◆ **INPUT FOR THIS TASK**
%%

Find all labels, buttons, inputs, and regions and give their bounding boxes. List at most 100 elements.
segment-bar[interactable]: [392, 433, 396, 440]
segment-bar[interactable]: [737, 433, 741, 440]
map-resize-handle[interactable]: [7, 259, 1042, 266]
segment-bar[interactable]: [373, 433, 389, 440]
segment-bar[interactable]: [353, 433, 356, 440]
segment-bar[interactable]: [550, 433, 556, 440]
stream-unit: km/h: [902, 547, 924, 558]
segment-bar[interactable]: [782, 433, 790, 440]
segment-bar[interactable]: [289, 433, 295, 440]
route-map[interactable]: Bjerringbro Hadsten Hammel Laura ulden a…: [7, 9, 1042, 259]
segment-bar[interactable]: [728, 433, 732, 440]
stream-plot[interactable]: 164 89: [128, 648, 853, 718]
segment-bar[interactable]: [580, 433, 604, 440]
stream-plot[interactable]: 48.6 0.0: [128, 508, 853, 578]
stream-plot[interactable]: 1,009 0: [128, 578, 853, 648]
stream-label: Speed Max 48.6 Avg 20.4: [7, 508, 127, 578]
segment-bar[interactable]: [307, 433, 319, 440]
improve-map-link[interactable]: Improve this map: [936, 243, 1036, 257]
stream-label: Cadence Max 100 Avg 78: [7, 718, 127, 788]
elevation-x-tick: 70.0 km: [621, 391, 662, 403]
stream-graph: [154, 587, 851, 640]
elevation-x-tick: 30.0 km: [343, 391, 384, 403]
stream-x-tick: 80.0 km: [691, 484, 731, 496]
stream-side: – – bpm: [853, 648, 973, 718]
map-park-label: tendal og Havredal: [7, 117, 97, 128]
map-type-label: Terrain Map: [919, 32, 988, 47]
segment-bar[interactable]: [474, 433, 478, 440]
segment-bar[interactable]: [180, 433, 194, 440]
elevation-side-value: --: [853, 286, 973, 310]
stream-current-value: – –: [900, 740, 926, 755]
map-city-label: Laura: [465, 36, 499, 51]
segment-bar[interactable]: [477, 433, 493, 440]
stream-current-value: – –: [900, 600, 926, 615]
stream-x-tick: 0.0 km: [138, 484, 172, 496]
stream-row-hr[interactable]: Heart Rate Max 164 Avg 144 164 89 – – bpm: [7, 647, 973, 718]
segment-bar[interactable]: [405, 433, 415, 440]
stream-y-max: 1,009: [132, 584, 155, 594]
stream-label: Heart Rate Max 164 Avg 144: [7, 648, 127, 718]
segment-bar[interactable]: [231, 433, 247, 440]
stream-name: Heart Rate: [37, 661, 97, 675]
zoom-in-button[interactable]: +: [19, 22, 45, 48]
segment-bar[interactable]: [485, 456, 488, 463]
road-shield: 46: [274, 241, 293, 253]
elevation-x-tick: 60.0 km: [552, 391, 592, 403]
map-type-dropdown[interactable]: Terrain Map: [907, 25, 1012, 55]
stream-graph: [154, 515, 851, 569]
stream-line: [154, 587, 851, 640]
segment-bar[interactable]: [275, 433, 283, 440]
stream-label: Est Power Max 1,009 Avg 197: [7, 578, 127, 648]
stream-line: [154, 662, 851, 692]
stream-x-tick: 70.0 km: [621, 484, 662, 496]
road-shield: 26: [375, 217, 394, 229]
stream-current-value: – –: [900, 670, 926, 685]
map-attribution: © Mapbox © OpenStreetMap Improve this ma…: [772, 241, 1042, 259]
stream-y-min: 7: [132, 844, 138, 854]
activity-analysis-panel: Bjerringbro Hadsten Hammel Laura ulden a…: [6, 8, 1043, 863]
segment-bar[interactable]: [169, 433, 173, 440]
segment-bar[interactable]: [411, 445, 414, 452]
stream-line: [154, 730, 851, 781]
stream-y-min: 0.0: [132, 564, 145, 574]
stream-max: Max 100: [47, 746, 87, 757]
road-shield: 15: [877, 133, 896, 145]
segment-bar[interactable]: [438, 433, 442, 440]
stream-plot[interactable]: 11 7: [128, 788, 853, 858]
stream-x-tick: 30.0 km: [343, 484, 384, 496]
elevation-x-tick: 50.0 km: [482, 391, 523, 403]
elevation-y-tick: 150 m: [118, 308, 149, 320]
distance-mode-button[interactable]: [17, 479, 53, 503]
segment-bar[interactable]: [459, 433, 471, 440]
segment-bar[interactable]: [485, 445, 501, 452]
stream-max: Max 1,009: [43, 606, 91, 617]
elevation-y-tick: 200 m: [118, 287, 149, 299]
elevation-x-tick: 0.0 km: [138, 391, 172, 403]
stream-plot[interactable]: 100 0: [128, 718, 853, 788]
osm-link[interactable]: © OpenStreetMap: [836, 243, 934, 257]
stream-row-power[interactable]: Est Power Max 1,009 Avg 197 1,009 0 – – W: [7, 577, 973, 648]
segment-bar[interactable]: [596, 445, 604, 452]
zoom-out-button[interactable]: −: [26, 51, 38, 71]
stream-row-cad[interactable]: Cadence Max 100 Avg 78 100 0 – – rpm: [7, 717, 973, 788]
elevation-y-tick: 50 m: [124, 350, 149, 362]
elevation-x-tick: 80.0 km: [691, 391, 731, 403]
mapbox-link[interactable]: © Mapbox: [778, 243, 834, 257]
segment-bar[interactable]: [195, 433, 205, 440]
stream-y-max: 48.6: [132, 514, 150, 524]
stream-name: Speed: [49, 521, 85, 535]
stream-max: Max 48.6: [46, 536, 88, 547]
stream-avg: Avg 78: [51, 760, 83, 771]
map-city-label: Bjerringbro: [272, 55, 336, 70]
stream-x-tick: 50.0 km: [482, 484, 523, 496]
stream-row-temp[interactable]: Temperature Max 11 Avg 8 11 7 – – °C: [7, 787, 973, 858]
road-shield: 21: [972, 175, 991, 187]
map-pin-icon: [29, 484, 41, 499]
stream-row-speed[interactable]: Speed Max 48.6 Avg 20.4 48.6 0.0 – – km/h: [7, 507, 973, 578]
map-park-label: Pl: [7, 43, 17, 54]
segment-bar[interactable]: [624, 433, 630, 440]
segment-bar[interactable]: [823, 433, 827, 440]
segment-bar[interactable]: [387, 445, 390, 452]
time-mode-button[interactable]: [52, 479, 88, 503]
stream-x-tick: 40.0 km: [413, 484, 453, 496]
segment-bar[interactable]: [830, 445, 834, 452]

%%

◆ **TASK DESCRIPTION**
Report each line of the records above that contains the string "city", copying every such line in full.

◆ **FINISHED TASK**
map-city-label: Laura: [465, 36, 499, 51]
map-city-label: Bjerringbro: [272, 55, 336, 70]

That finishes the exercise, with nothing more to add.